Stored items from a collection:
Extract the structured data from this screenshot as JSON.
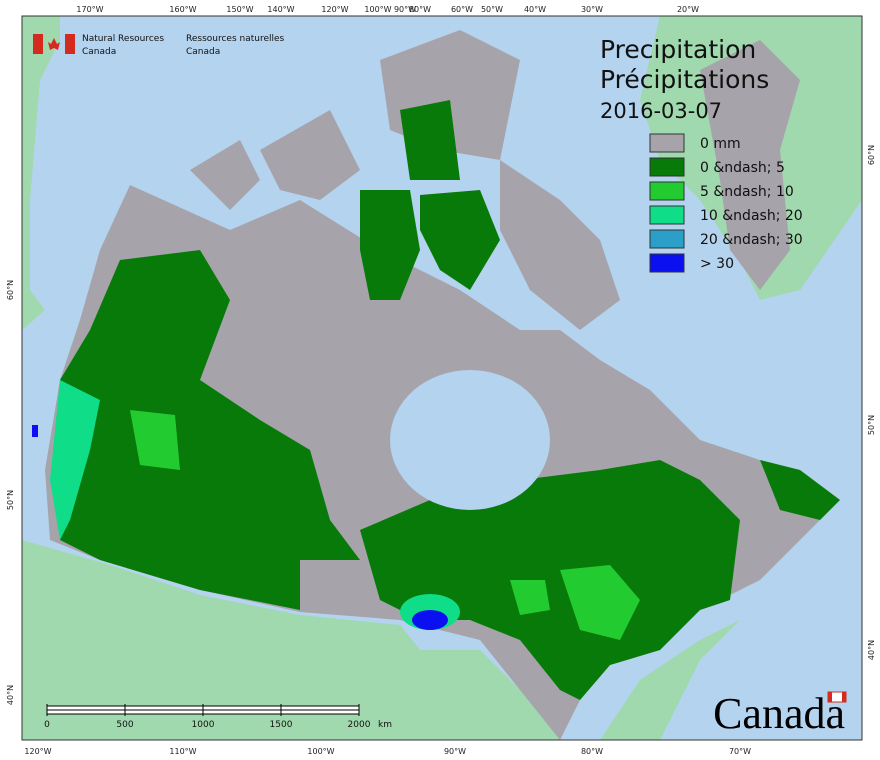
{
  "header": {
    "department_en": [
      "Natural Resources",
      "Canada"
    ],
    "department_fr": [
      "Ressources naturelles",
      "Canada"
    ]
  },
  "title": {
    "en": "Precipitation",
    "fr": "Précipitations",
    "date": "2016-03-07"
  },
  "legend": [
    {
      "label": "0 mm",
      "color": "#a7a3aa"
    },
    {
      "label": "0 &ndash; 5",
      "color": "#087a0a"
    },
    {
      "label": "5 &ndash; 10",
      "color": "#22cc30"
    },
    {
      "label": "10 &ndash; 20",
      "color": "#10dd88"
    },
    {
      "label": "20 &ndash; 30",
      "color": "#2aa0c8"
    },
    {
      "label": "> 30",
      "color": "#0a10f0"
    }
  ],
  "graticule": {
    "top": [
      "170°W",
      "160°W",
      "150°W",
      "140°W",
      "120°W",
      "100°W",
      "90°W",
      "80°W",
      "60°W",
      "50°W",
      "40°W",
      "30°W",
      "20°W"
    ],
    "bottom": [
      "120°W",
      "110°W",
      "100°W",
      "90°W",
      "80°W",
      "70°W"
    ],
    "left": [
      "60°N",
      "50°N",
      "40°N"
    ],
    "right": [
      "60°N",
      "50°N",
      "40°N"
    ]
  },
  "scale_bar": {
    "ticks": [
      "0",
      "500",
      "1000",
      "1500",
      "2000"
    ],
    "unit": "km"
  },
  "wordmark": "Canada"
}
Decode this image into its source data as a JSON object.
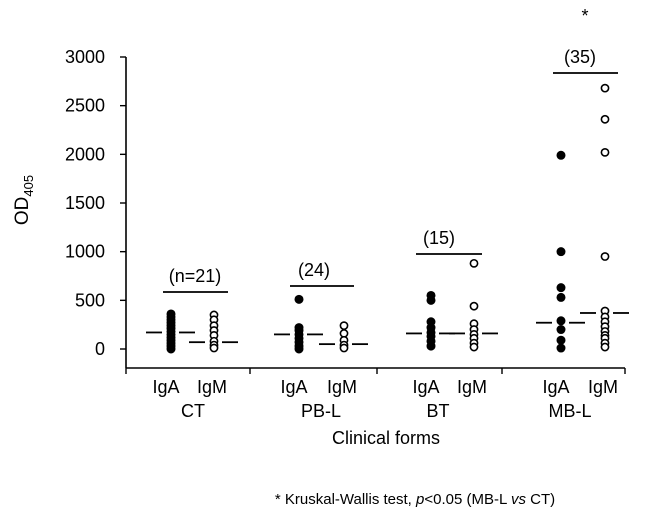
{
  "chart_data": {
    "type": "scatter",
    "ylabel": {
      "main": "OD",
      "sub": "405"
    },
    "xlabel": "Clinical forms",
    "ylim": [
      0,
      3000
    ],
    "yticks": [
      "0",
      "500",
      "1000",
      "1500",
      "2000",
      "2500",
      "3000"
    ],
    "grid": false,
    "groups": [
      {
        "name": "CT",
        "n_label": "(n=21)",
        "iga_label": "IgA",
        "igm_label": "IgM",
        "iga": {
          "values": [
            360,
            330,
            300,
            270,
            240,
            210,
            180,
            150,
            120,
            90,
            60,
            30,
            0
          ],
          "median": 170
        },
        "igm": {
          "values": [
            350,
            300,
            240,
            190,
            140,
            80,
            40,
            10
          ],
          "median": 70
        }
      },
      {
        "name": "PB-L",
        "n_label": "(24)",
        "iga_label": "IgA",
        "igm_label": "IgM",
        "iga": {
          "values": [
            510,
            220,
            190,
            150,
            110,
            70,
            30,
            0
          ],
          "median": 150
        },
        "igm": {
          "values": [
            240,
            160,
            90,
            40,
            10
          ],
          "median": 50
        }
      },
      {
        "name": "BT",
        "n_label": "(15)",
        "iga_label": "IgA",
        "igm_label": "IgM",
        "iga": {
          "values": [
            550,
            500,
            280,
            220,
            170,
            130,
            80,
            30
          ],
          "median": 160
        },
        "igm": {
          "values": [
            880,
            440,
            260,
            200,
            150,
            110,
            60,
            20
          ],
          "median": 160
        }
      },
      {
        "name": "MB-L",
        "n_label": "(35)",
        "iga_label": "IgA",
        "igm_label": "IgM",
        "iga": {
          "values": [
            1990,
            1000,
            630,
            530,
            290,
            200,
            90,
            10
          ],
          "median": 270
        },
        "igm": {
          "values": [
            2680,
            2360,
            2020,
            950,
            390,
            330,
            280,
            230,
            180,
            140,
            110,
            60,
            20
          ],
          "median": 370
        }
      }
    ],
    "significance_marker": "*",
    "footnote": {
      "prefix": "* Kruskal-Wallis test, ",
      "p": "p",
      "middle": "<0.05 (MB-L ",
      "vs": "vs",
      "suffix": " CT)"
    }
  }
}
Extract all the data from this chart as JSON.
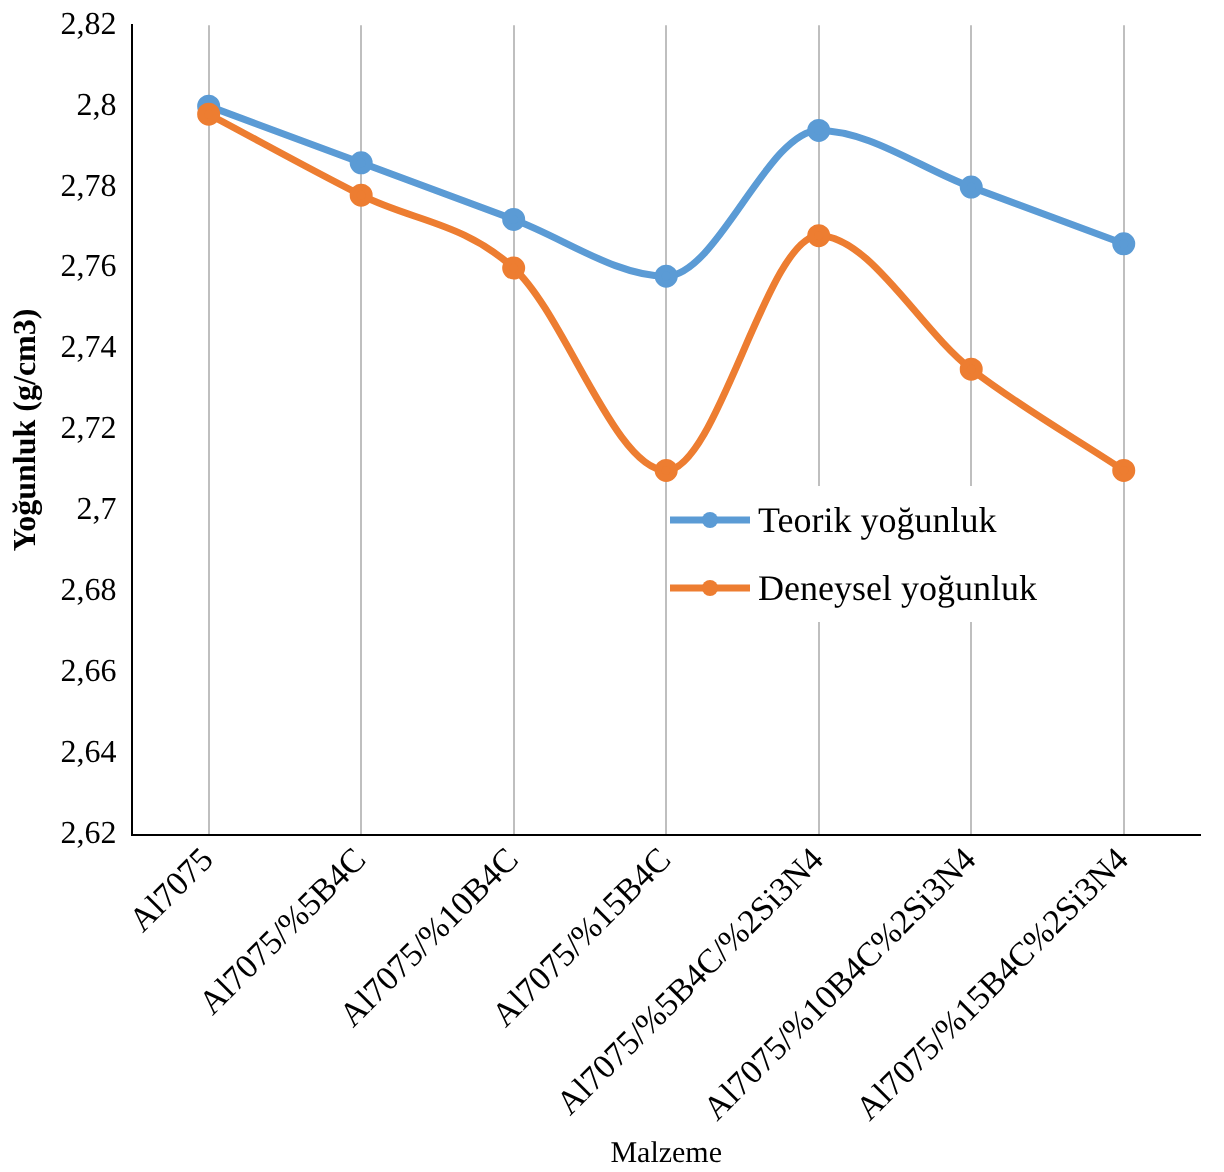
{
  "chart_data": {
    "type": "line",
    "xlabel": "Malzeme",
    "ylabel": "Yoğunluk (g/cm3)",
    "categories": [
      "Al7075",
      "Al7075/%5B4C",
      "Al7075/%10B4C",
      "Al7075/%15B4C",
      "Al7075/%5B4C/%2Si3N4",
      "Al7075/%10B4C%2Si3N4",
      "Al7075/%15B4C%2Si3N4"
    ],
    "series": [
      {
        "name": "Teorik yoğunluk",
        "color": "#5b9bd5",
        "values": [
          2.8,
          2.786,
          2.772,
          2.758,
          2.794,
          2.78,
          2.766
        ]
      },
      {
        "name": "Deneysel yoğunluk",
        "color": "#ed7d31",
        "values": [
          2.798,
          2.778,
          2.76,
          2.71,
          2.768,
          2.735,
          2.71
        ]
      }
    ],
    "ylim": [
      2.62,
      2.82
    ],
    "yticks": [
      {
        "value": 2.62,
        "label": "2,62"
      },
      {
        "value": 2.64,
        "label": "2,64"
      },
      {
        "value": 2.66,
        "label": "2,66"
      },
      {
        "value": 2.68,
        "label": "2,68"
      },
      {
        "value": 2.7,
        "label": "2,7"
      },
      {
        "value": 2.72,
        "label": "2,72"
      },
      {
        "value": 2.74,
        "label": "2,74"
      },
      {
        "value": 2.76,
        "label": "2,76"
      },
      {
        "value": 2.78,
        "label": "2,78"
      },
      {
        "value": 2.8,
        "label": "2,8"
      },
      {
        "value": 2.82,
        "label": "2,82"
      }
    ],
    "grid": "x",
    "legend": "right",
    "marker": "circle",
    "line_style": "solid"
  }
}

• Stated goal: Determine the number of lines in the data that contain "xlabel" as a word or string, and state only that number.

• Solution to this exercise: 2